# Your instructions:
Locate the string "label" in the listing below. Copy every line where it is found.

# Exercise material:
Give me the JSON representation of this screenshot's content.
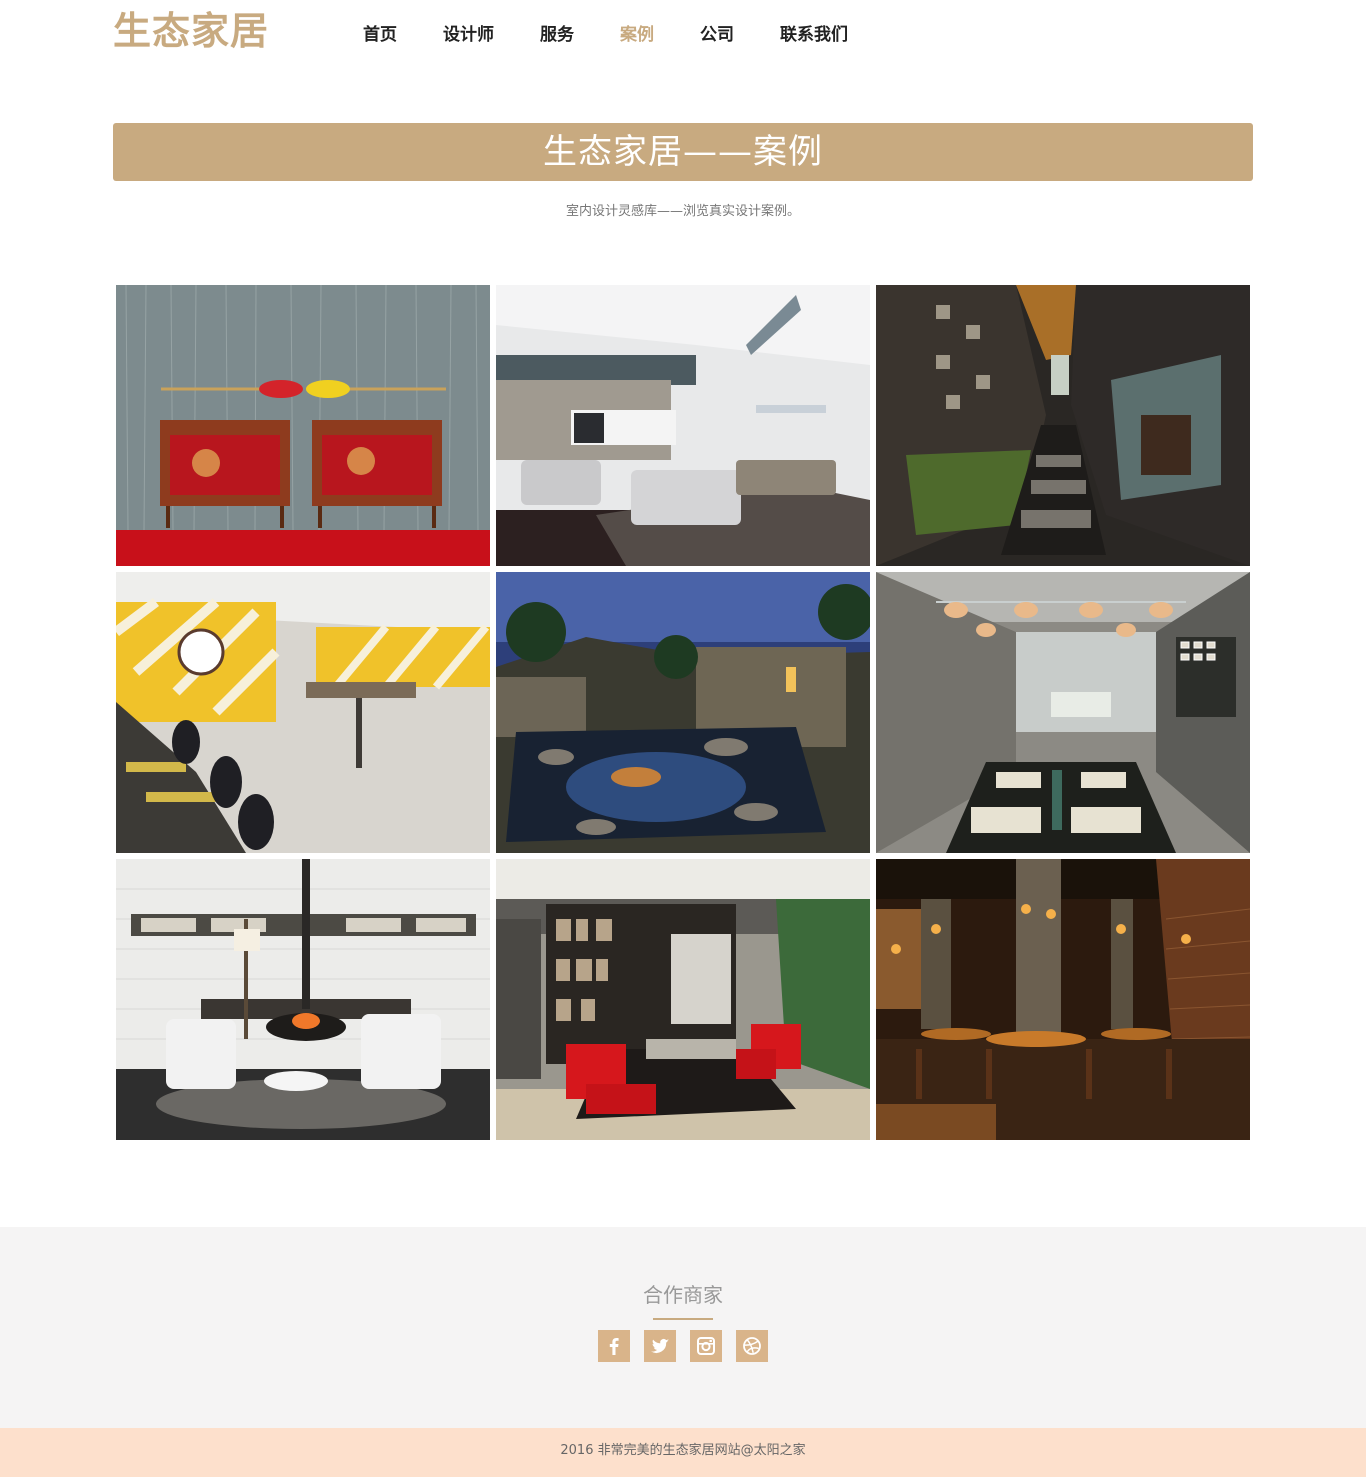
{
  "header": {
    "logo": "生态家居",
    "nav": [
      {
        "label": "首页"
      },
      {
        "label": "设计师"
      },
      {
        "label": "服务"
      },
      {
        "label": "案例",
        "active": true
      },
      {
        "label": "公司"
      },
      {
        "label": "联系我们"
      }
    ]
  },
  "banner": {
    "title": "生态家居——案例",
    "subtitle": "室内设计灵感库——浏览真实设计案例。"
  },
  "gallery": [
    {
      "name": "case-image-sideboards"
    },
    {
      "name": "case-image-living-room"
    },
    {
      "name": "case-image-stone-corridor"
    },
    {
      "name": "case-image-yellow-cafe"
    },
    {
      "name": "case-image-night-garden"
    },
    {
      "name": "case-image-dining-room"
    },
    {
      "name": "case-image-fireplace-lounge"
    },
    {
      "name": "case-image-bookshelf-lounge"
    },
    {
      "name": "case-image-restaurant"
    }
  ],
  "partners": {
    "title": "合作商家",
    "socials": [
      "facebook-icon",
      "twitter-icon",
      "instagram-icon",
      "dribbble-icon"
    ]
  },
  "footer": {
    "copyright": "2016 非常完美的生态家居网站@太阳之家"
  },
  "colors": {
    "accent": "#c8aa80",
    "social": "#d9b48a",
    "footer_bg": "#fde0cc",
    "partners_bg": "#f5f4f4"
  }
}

# Result:
        "label": "首页"
        "label": "设计师"
        "label": "服务"
        "label": "案例",
        "label": "公司"
        "label": "联系我们"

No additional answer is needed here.